SOURCE RECORDS.
* START *
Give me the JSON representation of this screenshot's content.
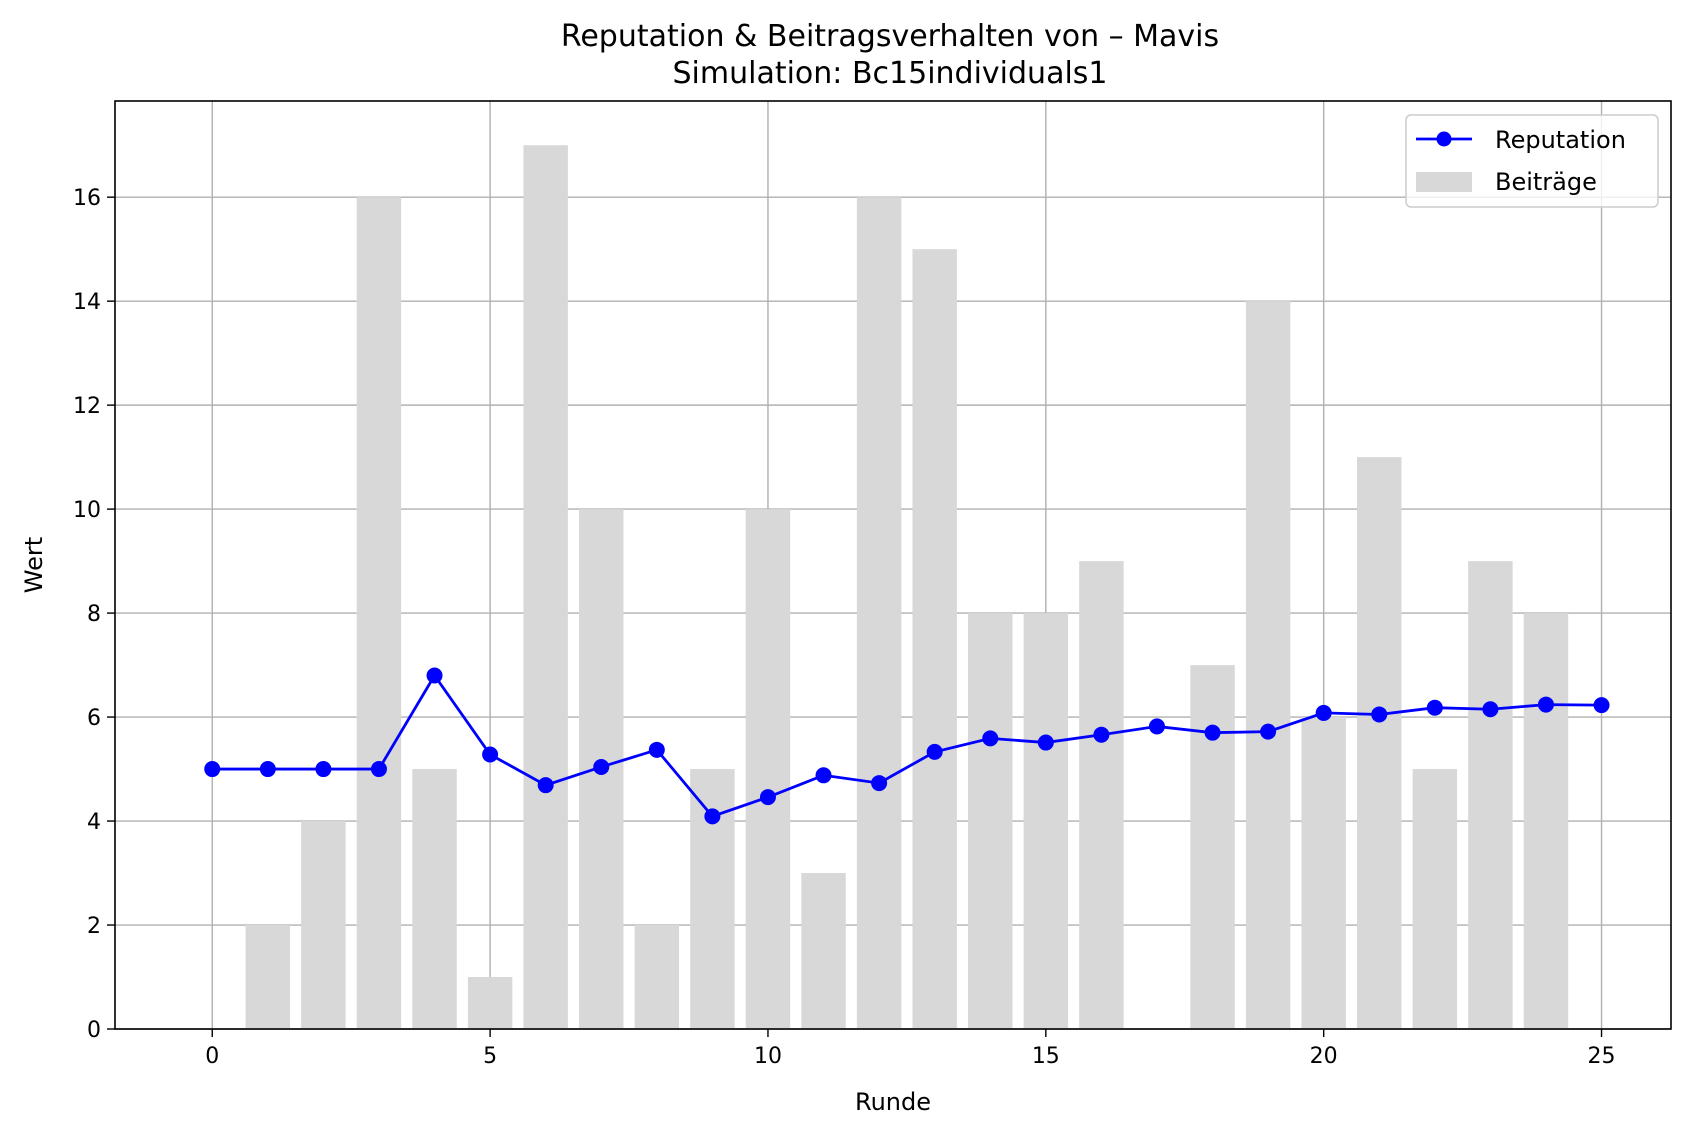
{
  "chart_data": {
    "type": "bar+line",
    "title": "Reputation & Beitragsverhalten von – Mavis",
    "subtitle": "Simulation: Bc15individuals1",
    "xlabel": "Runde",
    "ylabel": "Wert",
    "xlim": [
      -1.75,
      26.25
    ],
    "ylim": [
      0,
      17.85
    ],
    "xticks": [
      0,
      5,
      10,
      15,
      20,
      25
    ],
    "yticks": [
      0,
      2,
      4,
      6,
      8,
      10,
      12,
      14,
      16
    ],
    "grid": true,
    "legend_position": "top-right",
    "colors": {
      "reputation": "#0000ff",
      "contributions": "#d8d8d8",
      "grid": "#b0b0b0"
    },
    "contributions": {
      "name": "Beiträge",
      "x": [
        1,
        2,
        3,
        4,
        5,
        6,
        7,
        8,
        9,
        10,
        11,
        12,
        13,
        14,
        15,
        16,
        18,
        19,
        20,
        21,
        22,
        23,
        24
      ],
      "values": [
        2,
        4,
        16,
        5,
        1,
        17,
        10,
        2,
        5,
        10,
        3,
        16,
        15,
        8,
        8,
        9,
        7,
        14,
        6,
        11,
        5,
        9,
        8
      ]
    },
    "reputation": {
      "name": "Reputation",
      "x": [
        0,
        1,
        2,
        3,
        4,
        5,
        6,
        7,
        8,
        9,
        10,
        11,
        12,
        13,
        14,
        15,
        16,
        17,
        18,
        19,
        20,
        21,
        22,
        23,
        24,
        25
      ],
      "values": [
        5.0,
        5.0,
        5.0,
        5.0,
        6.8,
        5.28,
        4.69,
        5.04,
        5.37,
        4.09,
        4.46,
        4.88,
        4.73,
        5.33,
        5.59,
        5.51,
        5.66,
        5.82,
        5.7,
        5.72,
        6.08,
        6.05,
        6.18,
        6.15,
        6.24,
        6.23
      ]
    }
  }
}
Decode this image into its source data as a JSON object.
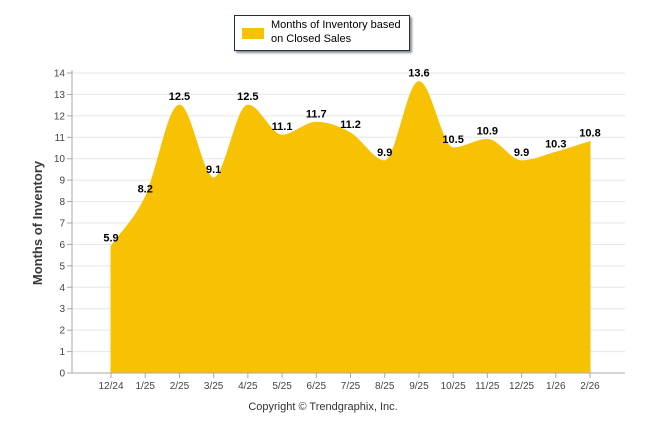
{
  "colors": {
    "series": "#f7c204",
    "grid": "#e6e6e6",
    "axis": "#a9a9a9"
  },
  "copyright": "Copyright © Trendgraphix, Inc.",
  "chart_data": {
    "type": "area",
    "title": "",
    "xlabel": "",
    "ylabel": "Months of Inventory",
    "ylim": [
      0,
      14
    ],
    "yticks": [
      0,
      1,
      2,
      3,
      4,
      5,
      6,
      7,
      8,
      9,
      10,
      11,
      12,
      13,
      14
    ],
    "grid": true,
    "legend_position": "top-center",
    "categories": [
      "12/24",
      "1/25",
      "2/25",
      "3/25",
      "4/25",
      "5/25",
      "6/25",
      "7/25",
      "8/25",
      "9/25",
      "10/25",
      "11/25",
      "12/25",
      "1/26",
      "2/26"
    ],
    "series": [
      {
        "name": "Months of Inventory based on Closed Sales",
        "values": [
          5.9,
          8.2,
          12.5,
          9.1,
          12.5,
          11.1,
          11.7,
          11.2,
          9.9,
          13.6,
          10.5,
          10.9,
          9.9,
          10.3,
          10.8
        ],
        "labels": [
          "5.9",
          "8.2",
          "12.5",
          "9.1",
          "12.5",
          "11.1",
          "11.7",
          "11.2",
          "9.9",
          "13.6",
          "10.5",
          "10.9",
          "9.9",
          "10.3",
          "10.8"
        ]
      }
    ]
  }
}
* END *
YOUR TASK.
Copy the final portion of the records: every line from the one containing "Decode this image" through the last, word for word, without pictures.

RESULT BELOW.
Decode this image into its source data as a JSON object.
{
  "colors": {
    "series": "#f7c204",
    "grid": "#e6e6e6",
    "axis": "#a9a9a9"
  },
  "copyright": "Copyright © Trendgraphix, Inc.",
  "chart_data": {
    "type": "area",
    "title": "",
    "xlabel": "",
    "ylabel": "Months of Inventory",
    "ylim": [
      0,
      14
    ],
    "yticks": [
      0,
      1,
      2,
      3,
      4,
      5,
      6,
      7,
      8,
      9,
      10,
      11,
      12,
      13,
      14
    ],
    "grid": true,
    "legend_position": "top-center",
    "categories": [
      "12/24",
      "1/25",
      "2/25",
      "3/25",
      "4/25",
      "5/25",
      "6/25",
      "7/25",
      "8/25",
      "9/25",
      "10/25",
      "11/25",
      "12/25",
      "1/26",
      "2/26"
    ],
    "series": [
      {
        "name": "Months of Inventory based on Closed Sales",
        "values": [
          5.9,
          8.2,
          12.5,
          9.1,
          12.5,
          11.1,
          11.7,
          11.2,
          9.9,
          13.6,
          10.5,
          10.9,
          9.9,
          10.3,
          10.8
        ],
        "labels": [
          "5.9",
          "8.2",
          "12.5",
          "9.1",
          "12.5",
          "11.1",
          "11.7",
          "11.2",
          "9.9",
          "13.6",
          "10.5",
          "10.9",
          "9.9",
          "10.3",
          "10.8"
        ]
      }
    ]
  }
}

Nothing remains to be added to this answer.